_STATED PROBLEM_
Restate the full set of records exactly, word for word.

++++ RECORDS SUPPLIED

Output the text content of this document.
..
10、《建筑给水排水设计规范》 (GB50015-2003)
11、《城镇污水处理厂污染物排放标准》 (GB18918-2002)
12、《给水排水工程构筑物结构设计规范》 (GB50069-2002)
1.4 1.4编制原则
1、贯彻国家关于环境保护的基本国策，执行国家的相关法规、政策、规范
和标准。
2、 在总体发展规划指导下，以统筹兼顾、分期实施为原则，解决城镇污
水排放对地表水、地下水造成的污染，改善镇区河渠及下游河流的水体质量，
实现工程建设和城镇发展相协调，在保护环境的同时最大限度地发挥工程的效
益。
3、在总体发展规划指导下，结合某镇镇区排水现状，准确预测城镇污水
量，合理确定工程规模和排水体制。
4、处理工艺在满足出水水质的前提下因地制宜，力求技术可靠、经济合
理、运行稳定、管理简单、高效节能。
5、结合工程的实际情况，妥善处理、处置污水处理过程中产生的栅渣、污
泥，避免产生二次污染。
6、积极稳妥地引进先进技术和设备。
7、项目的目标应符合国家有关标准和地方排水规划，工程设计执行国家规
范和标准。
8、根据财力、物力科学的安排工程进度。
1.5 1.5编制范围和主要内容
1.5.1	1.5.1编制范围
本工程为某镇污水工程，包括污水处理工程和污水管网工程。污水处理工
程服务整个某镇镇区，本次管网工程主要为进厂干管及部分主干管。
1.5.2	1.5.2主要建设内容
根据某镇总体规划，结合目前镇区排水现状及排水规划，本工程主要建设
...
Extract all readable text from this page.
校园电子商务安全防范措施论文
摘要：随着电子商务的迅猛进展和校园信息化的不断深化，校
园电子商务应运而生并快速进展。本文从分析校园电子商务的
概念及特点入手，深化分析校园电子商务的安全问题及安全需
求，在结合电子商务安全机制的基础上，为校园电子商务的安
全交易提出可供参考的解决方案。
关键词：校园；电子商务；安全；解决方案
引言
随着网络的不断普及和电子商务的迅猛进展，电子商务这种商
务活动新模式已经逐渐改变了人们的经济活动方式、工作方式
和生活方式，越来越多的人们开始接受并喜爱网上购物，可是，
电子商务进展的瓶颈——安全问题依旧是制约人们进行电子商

++++++++

_THE RESULT_
Output the text content of this document.
..
10、《建筑给水排水设计规范》 (GB50015-2003)
11、《城镇污水处理厂污染物排放标准》 (GB18918-2002)
12、《给水排水工程构筑物结构设计规范》 (GB50069-2002)
1.4 1.4编制原则
1、贯彻国家关于环境保护的基本国策，执行国家的相关法规、政策、规范
和标准。
2、 在总体发展规划指导下，以统筹兼顾、分期实施为原则，解决城镇污
水排放对地表水、地下水造成的污染，改善镇区河渠及下游河流的水体质量，
实现工程建设和城镇发展相协调，在保护环境的同时最大限度地发挥工程的效
益。
3、在总体发展规划指导下，结合某镇镇区排水现状，准确预测城镇污水
量，合理确定工程规模和排水体制。
4、处理工艺在满足出水水质的前提下因地制宜，力求技术可靠、经济合
理、运行稳定、管理简单、高效节能。
5、结合工程的实际情况，妥善处理、处置污水处理过程中产生的栅渣、污
泥，避免产生二次污染。
6、积极稳妥地引进先进技术和设备。
7、项目的目标应符合国家有关标准和地方排水规划，工程设计执行国家规
范和标准。
8、根据财力、物力科学的安排工程进度。
1.5 1.5编制范围和主要内容
1.5.1	1.5.1编制范围
本工程为某镇污水工程，包括污水处理工程和污水管网工程。污水处理工
程服务整个某镇镇区，本次管网工程主要为进厂干管及部分主干管。
1.5.2	1.5.2主要建设内容
根据某镇总体规划，结合目前镇区排水现状及排水规划，本工程主要建设
...
Extract all readable text from this page.
校园电子商务安全防范措施论文
摘要：随着电子商务的迅猛进展和校园信息化的不断深化，校
园电子商务应运而生并快速进展。本文从分析校园电子商务的
概念及特点入手，深化分析校园电子商务的安全问题及安全需
求，在结合电子商务安全机制的基础上，为校园电子商务的安
全交易提出可供参考的解决方案。
关键词：校园；电子商务；安全；解决方案
引言
随着网络的不断普及和电子商务的迅猛进展，电子商务这种商
务活动新模式已经逐渐改变了人们的经济活动方式、工作方式
和生活方式，越来越多的人们开始接受并喜爱网上购物，可是，
电子商务进展的瓶颈——安全问题依旧是制约人们进行电子商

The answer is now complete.